SHORT TASK -
In the comments on Mad Men and race, why does Raechal think the show won't confront race as directly as some other issues?

I agree with the person who
By: Raechal | Wed, 08/19/2009 - 19:51
I agree with the person who said the show accurately reflects the white experience of handling (not handling) race, particularly in the '60s in America. This is a well written post, however, it misses the point that during this time anyone who wasn't male and white and heterosexual was pushed to the margins of society. But like her, I agree that I think Weiner is going to address that as the decade wears on. At the same time, I think it's safe to say the show won't confront race in the same head-on way it does some other issues for the simple reason that it's a mostly white writing/creative staff. We can't/won't/just don't talk about race candidly. But I'll be watching to see how they do. I wrote a post talking more about where I think the women characters are headed over at TheLoop21.com: http://theloop21.com/1960s-Mad-Men-and-women
I agree with some of the
By: Miscellanie | Mon, 08/17/2009 - 09:03
I agree with some of the comments here: isn't the point the Mad Men makers are making a historically accurate one: that the show's white protagonists were thoroughly naive, afraid, and silent about race as they careen into 1963? Isn't this point itself constructive to the current dialogue about race as we discuss it?
Gearing Up? Or Tapping Out?
By: fauxrealtho | Sun, 08/16/2009 - 12:29
I don't know which way they're going to take this.
Season One was really about setting the stage for the more blatant social commentary in Season Two, and to my delight they really went for it last season. It seems they are setting Season Three's female characters up to either radicalize and take on subcultural/feminist ideals (didn't Betty Friedan's seminal book come out in '63?) or choose to adhere to the patricarchal norms that have presided over them to date.
Along these lines, I'm wondering if the subtlety of the characters of color -- and the invisibility of so far -- is purposeful for the upcoming season's narrative, or if they are backing off out of cowardice (I understand a majority of the writers on the show are white women). So far the narrative arc makes sense, but only if race comes to the forefront. Soon.
If race doesn't take a major portion of this season's subject matter considering that this season takes place in 1963, I'm calling it TV Race Fail 2009.

RECORD LIST -
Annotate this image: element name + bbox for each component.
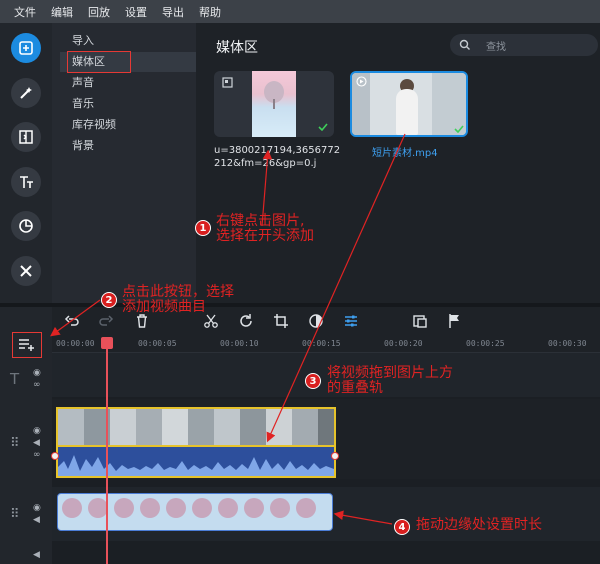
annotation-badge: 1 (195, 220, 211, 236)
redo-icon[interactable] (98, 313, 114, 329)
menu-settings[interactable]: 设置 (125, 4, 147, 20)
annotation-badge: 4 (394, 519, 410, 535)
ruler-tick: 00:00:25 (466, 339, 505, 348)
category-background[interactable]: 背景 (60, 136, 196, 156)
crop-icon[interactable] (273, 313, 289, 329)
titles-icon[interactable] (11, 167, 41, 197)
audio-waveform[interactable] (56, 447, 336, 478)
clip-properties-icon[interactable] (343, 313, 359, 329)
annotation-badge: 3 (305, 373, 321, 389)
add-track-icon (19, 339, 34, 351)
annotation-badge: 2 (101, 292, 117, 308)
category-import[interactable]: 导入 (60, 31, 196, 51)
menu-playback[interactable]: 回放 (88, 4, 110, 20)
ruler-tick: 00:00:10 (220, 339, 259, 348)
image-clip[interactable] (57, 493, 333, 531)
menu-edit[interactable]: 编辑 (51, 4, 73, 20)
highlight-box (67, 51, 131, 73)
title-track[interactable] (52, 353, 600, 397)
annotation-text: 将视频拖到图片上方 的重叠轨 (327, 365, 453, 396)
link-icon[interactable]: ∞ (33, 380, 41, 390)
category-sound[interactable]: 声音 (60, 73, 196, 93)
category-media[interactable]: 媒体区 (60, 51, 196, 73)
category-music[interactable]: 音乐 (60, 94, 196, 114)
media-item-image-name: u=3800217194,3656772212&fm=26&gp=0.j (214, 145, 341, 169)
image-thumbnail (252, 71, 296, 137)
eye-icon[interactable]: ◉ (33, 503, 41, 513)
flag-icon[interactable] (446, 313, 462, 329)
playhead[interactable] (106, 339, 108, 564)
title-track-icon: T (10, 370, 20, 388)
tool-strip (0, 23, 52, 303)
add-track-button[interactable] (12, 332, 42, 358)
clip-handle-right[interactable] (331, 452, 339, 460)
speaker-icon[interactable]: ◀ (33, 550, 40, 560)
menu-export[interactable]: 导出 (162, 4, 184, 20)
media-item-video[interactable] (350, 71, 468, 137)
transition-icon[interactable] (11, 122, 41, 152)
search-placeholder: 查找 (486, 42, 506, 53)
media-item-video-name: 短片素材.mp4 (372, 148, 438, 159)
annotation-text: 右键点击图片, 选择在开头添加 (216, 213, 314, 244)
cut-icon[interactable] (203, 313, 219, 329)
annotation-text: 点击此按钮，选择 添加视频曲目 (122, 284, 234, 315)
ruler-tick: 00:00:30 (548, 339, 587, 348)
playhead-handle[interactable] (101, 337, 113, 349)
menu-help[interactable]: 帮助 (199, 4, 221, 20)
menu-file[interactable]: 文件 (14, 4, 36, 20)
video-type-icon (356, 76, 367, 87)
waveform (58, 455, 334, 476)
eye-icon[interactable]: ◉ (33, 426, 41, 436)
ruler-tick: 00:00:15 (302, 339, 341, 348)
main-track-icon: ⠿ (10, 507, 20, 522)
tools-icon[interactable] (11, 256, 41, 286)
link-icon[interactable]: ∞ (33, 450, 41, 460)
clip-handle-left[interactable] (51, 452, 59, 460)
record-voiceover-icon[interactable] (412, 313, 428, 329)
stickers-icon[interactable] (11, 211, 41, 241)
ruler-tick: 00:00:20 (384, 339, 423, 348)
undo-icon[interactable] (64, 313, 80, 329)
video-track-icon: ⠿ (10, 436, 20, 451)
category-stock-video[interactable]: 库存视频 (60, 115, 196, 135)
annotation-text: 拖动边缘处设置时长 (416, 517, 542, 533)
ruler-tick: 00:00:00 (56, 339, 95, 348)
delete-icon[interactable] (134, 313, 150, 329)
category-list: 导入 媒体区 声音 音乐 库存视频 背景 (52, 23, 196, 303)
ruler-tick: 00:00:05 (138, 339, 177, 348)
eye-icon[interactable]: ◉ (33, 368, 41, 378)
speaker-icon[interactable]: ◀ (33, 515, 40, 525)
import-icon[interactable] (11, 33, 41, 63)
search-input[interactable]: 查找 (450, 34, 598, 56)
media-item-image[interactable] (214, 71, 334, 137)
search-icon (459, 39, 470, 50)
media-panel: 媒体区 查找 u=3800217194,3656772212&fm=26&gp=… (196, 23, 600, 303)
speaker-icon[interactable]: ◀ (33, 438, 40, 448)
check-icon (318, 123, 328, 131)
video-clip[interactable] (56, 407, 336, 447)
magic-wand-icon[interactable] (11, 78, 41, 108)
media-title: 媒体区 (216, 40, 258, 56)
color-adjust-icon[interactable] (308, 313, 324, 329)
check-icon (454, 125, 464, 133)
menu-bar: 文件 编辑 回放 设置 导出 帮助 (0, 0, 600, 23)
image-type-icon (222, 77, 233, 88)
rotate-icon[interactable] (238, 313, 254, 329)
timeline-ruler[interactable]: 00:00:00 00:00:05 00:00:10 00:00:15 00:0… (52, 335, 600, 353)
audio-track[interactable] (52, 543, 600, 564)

FINISHED ANSWER -
Because the show has a mostly white writing/creative staff.